Dataset extract |
══════════════════════════════

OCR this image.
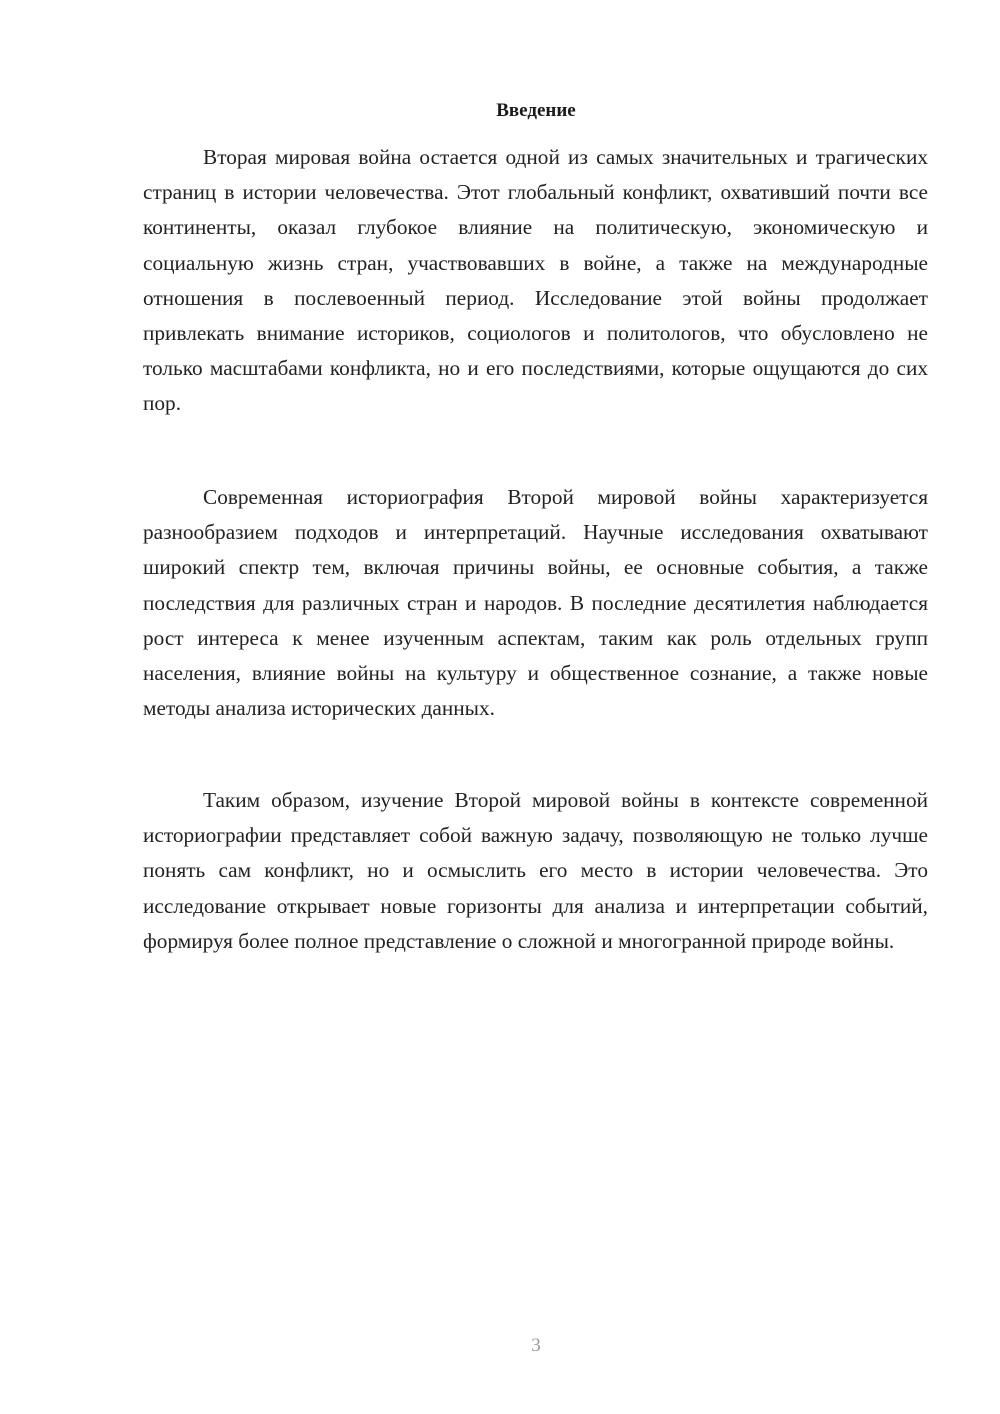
Введение

Вторая мировая война остается одной из самых значительных и трагических страниц в истории человечества. Этот глобальный конфликт, охвативший почти все континенты, оказал глубокое влияние на политическую, экономическую и социальную жизнь стран, участвовавших в войне, а также на международные отношения в послевоенный период. Исследование этой войны продолжает привлекать внимание историков, социологов и политологов, что обусловлено не только масштабами конфликта, но и его последствиями, которые ощущаются до сих пор.

Современная историография Второй мировой войны характеризуется разнообразием подходов и интерпретаций. Научные исследования охватывают широкий спектр тем, включая причины войны, ее основные события, а также последствия для различных стран и народов. В последние десятилетия наблюдается рост интереса к менее изученным аспектам, таким как роль отдельных групп населения, влияние войны на культуру и общественное сознание, а также новые методы анализа исторических данных.

Таким образом, изучение Второй мировой войны в контексте современной историографии представляет собой важную задачу, позволяющую не только лучше понять сам конфликт, но и осмыслить его место в истории человечества. Это исследование открывает новые горизонты для анализа и интерпретации событий, формируя более полное представление о сложной и многогранной природе войны.

3
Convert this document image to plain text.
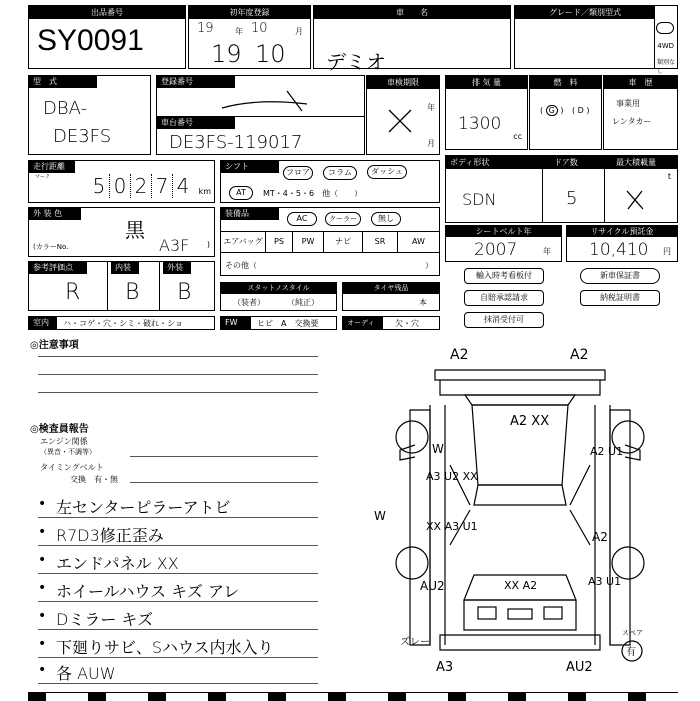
出品番号
SY0091
初年度登録
19	年 10	月
19 10
車　　名
デミオ
グレード／類別型式
4WD
類別なし
型　式
DBA-
DE3FS
登録番号
車台番号
DE3FS-119017
車検期限
年
月
排 気 量
1300
cc
燃　料
( G ) ( D )
車　歴
事業用
レンタカー
走行距離
マーク 5 0 2 7 4	km
シフト
フロア	コラム	ダッシュ
AT	MT・4・5・6　 他（　　 ）
ボディ形状	ドア数	最大積載量
SDN	5
t
外 装 色
黒
(カラーNo.	A3F )
装備品
AC	クーラー	無し
エアバッグ	PS	PW	ナビ	SR	AW
その他（	）
シートベルト年
2007	年
リサイクル預託金
10,410 円
輸入時考看板付	新車保証書
自賠承認請求	納税証明書
抹消受付可
参考評価点	内装	外装
R B B	スタットノスタイル
（装者）	（純正）
タイヤ残品
本
室内	ハ・コゲ・穴・シミ・破れ・ショ	FW	ヒビ　A　交換要	オーディオ
欠・穴
◎注意事項
◎検査員報告
エンジン関係
（異音・不調等）
タイミングベルト
交換　有・無
• 左センターピラーアトビ
• R7D3修正歪み
• エンドパネル XX
• ホイールハウス キズ アレ
• Dミラー キズ
• 下廻りサビ、Sハウス内水入り
• 各 AUW
A2	A2
A2 XX
W
A3 U2 XX
W
XX A3 U1
A2 U1
A2
AU2	A3 U1
XX A2
A3	AU2
ズレー
スペア
有
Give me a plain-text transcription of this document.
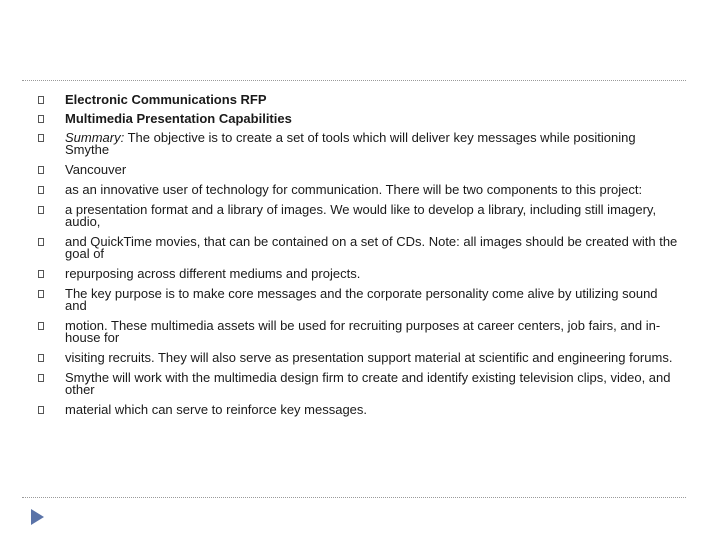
Electronic Communications RFP
Multimedia Presentation Capabilities
Summary: The objective is to create a set of tools which will deliver key messages while positioning Smythe
Vancouver
as an innovative user of technology for communication. There will be two components to this project:
a presentation format and a library of images. We would like to develop a library, including still imagery, audio,
and QuickTime movies, that can be contained on a set of CDs. Note: all images should be created with the goal of
repurposing across different mediums and projects.
The key purpose is to make core messages and the corporate personality come alive by utilizing sound and
motion. These multimedia assets will be used for recruiting purposes at career centers, job fairs, and in-house for
visiting recruits. They will also serve as presentation support material at scientific and engineering forums.
Smythe will work with the multimedia design firm to create and identify existing television clips, video, and other
material which can serve to reinforce key messages.
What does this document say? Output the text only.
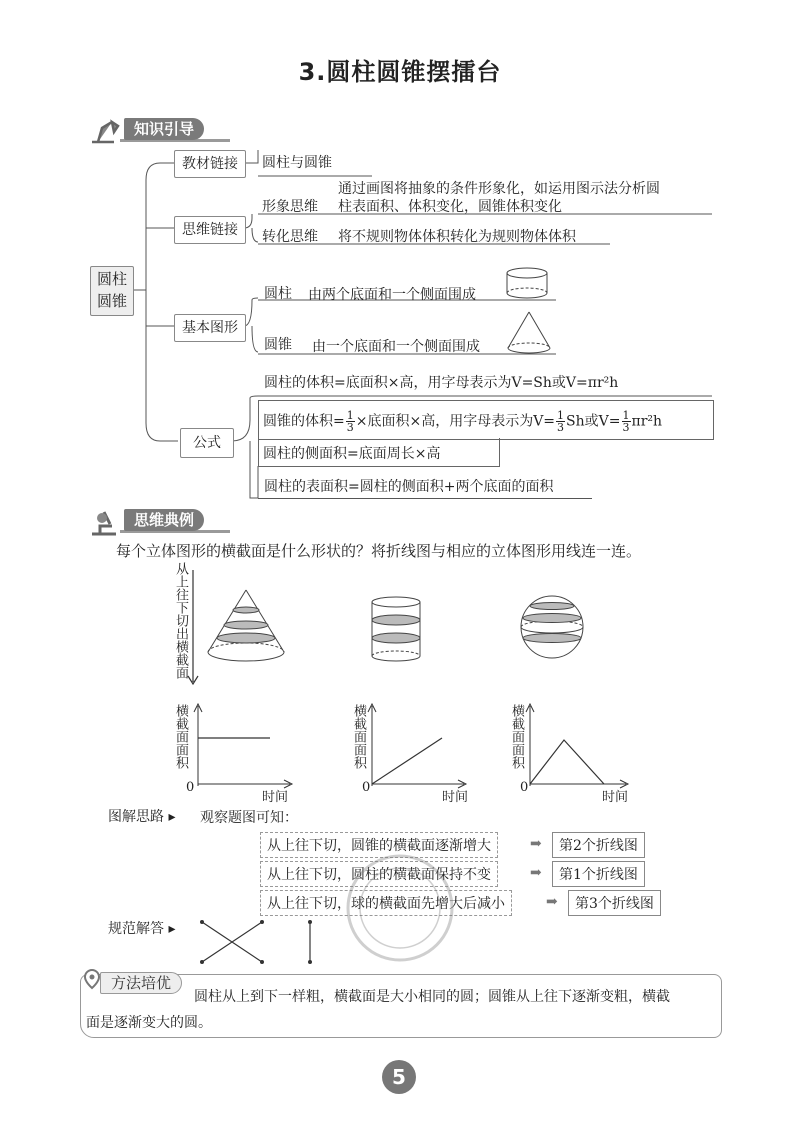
3.圆柱圆锥摆擂台
知识引导
圆柱圆锥
教材链接	圆柱与圆锥
思维链接
通过画图将抽象的条件形象化，如运用图示法分析圆
形象思维 柱表面积、体积变化，圆锥体积变化
转化思维 将不规则物体体积转化为规则物体体积
基本图形
圆柱 由两个底面和一个侧面围成
圆锥 由一个底面和一个侧面围成
公式
圆柱的体积=底面积×高，用字母表示为V=Sh或V=πr²h
圆锥的体积= $\frac{1}{3}$ ×底面积×高，用字母表示为$V= \frac{1}{3}$ Sh或$V= \frac{1}{3} \pi r^2h$
圆柱的侧面积=底面周长×高
圆柱的表面积=圆柱的侧面积+两个底面的面积
思维典例
每个立体图形的横截面是什么形状的？将折线图与相应的立体图形用线连一连。
从上往下切出横截面
横截面面积
0
时间
横截面面积
0
时间
横截面面积
0
时间
图解思路 ▸ 观察题图可知：
从上往下切，圆锥的横截面逐渐增大	➡	第2个折线图
从上往下切，圆柱的横截面保持不变	➡	第1个折线图
从上往下切，球的横截面先增大后减小	➡	第3个折线图
规范解答 ▸
方法培优
圆柱从上到下一样粗，横截面是大小相同的圆；圆锥从上往下逐渐变粗，横截
面是逐渐变大的圆。
5
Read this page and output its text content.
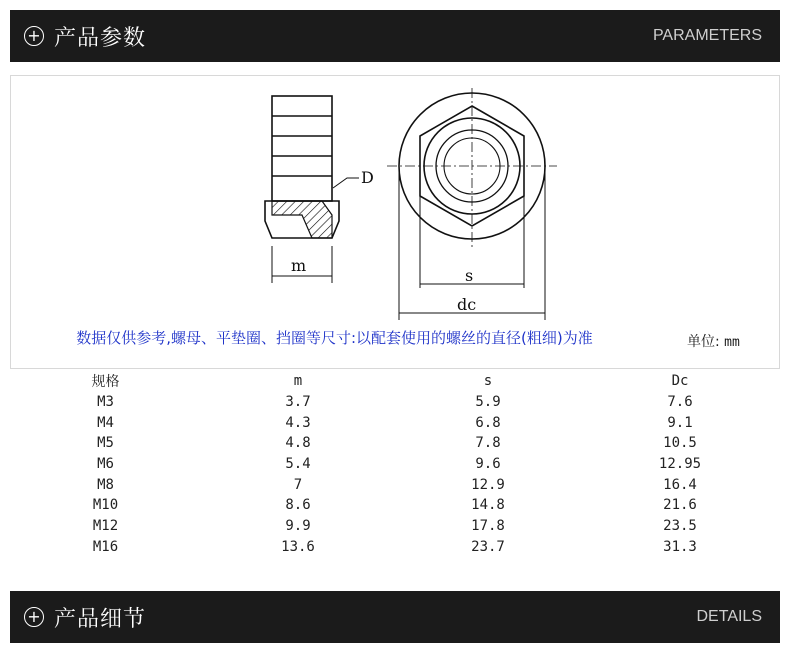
+ 产品参数	PARAMETERS
D
m
s
dc
数据仅供参考,螺母、平垫圈、挡圈等尺寸:以配套使用的螺丝的直径(粗细)为准	单位: mm
规格	m	s	Dc
M3	3.7	5.9	7.6
M4	4.3	6.8	9.1
M5	4.8	7.8	10.5
M6	5.4	9.6	12.95
M8	7	12.9	16.4
M10	8.6	14.8	21.6
M12	9.9	17.8	23.5
M16	13.6	23.7	31.3
+ 产品细节	DETAILS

══════════════════════════════

Set down every entry word for word, but omit the pictures.

OCR this image.
Введение

Вторая мировая война остается одной из самых значительных и трагических страниц в истории человечества. Этот глобальный конфликт, охвативший почти все континенты, оказал глубокое влияние на политическую, экономическую и социальную жизнь стран, участвовавших в войне, а также на международные отношения в послевоенный период. Исследование этой войны продолжает привлекать внимание историков, социологов и политологов, что обусловлено не только масштабами конфликта, но и его последствиями, которые ощущаются до сих пор.

Современная историография Второй мировой войны характеризуется разнообразием подходов и интерпретаций. Научные исследования охватывают широкий спектр тем, включая причины войны, ее основные события, а также последствия для различных стран и народов. В последние десятилетия наблюдается рост интереса к менее изученным аспектам, таким как роль отдельных групп населения, влияние войны на культуру и общественное сознание, а также новые методы анализа исторических данных.

Таким образом, изучение Второй мировой войны в контексте современной историографии представляет собой важную задачу, позволяющую не только лучше понять сам конфликт, но и осмыслить его место в истории человечества. Это исследование открывает новые горизонты для анализа и интерпретации событий, формируя более полное представление о сложной и многогранной природе войны.

3
Convert this document image to plain text.
出品番号
SY0091
初年度登録
19	年 10	月
19 10
車　　名
デミオ
グレード／類別型式
4WD
類別なし
型　式
DBA-
DE3FS
登録番号
車台番号
DE3FS-119017
車検期限
年
月
排 気 量
1300
cc
燃　料
( G ) ( D )
車　歴
事業用
レンタカー
走行距離
マーク 5 0 2 7 4	km
シフト
フロア	コラム	ダッシュ
AT	MT・4・5・6　 他（　　 ）
ボディ形状	ドア数	最大積載量
SDN	5
t
外 装 色
黒
(カラーNo.	A3F )
装備品
AC	クーラー	無し
エアバッグ	PS	PW	ナビ	SR	AW
その他（	）
シートベルト年
2007	年
リサイクル預託金
10,410 円
輸入時考看板付	新車保証書
自賠承認請求	納税証明書
抹消受付可
参考評価点	内装	外装
R B B	スタットノスタイル
（装者）	（純正）
タイヤ残品
本
室内	ハ・コゲ・穴・シミ・破れ・ショ	FW	ヒビ　A　交換要	オーディオ
欠・穴
◎注意事項
◎検査員報告
エンジン関係
（異音・不調等）
タイミングベルト
交換　有・無
• 左センターピラーアトビ
• R7D3修正歪み
• エンドパネル XX
• ホイールハウス キズ アレ
• Dミラー キズ
• 下廻りサビ、Sハウス内水入り
• 各 AUW
A2	A2
A2 XX
W
A3 U2 XX
W
XX A3 U1
A2 U1
A2
AU2	A3 U1
XX A2
A3	AU2
ズレー
スペア
有
Give me a plain-text transcription of this document.
Electronic Communications RFP
Multimedia Presentation Capabilities
Summary: The objective is to create a set of tools which will deliver key messages while positioning Smythe
Vancouver
as an innovative user of technology for communication. There will be two components to this project:
a presentation format and a library of images. We would like to develop a library, including still imagery, audio,
and QuickTime movies, that can be contained on a set of CDs. Note: all images should be created with the goal of
repurposing across different mediums and projects.
The key purpose is to make core messages and the corporate personality come alive by utilizing sound and
motion. These multimedia assets will be used for recruiting purposes at career centers, job fairs, and in-house for
visiting recruits. They will also serve as presentation support material at scientific and engineering forums.
Smythe will work with the multimedia design firm to create and identify existing television clips, video, and other
material which can serve to reinforce key messages.
What does this document say? Output the text only.
3.圆柱圆锥摆擂台
知识引导
圆柱圆锥
教材链接	圆柱与圆锥
思维链接
通过画图将抽象的条件形象化，如运用图示法分析圆
形象思维 柱表面积、体积变化，圆锥体积变化
转化思维 将不规则物体体积转化为规则物体体积
基本图形
圆柱 由两个底面和一个侧面围成
圆锥 由一个底面和一个侧面围成
公式
圆柱的体积=底面积×高，用字母表示为V=Sh或V=πr²h
圆锥的体积= $\frac{1}{3}$ ×底面积×高，用字母表示为$V= \frac{1}{3}$ Sh或$V= \frac{1}{3} \pi r^2h$
圆柱的侧面积=底面周长×高
圆柱的表面积=圆柱的侧面积+两个底面的面积
思维典例
每个立体图形的横截面是什么形状的？将折线图与相应的立体图形用线连一连。
从上往下切出横截面
横截面面积
0
时间
横截面面积
0
时间
横截面面积
0
时间
图解思路 ▸ 观察题图可知：
从上往下切，圆锥的横截面逐渐增大	➡	第2个折线图
从上往下切，圆柱的横截面保持不变	➡	第1个折线图
从上往下切，球的横截面先增大后减小	➡	第3个折线图
规范解答 ▸
方法培优
圆柱从上到下一样粗，横截面是大小相同的圆；圆锥从上往下逐渐变粗，横截
面是逐渐变大的圆。
5
Read this page and output its text content.
+ 产品参数	PARAMETERS
D
m
s
dc
数据仅供参考,螺母、平垫圈、挡圈等尺寸:以配套使用的螺丝的直径(粗细)为准	单位: mm
规格	m	s	Dc
M3	3.7	5.9	7.6
M4	4.3	6.8	9.1
M5	4.8	7.8	10.5
M6	5.4	9.6	12.95
M8	7	12.9	16.4
M10	8.6	14.8	21.6
M12	9.9	17.8	23.5
M16	13.6	23.7	31.3
+ 产品细节	DETAILS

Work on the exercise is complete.